§ **Exercise prompt**:
Look for "index" in each line of the entries, and return the matching lines.
──────── Extracted information ────────
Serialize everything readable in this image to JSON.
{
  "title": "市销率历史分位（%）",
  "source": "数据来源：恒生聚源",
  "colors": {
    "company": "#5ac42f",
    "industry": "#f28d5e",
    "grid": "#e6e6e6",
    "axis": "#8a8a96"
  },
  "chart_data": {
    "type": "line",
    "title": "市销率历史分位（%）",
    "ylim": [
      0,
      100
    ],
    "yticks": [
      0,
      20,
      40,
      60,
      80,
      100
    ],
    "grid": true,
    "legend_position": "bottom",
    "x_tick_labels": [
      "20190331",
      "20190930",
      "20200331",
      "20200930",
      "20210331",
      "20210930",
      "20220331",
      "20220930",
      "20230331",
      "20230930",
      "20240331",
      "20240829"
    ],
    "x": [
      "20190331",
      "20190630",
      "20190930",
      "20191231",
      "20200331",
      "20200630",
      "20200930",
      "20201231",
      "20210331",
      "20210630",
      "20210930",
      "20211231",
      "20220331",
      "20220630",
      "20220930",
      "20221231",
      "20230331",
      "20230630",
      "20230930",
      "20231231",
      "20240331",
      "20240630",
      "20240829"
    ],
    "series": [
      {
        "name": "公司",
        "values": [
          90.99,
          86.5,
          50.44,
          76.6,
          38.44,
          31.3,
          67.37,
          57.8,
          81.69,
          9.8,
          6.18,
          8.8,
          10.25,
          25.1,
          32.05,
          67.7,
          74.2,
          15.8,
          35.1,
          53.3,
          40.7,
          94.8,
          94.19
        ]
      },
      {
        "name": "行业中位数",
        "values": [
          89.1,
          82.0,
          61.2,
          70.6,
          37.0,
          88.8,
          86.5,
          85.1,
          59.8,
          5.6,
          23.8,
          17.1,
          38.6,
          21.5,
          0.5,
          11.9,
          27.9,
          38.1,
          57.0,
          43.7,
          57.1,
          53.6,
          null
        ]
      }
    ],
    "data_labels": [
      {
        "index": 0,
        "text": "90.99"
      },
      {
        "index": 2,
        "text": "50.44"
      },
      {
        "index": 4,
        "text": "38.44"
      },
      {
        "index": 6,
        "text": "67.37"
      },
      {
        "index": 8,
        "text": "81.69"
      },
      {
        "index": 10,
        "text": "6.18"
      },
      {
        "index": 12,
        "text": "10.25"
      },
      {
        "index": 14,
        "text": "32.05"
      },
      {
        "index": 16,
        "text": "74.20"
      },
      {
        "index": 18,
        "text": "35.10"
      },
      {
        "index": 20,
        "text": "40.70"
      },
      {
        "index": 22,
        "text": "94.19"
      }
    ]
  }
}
────────
§ **Correct result**:
        "index": 0,
        "index": 2,
        "index": 4,
        "index": 6,
        "index": 8,
        "index": 10,
        "index": 12,
        "index": 14,
        "index": 16,
        "index": 18,
        "index": 20,
        "index": 22,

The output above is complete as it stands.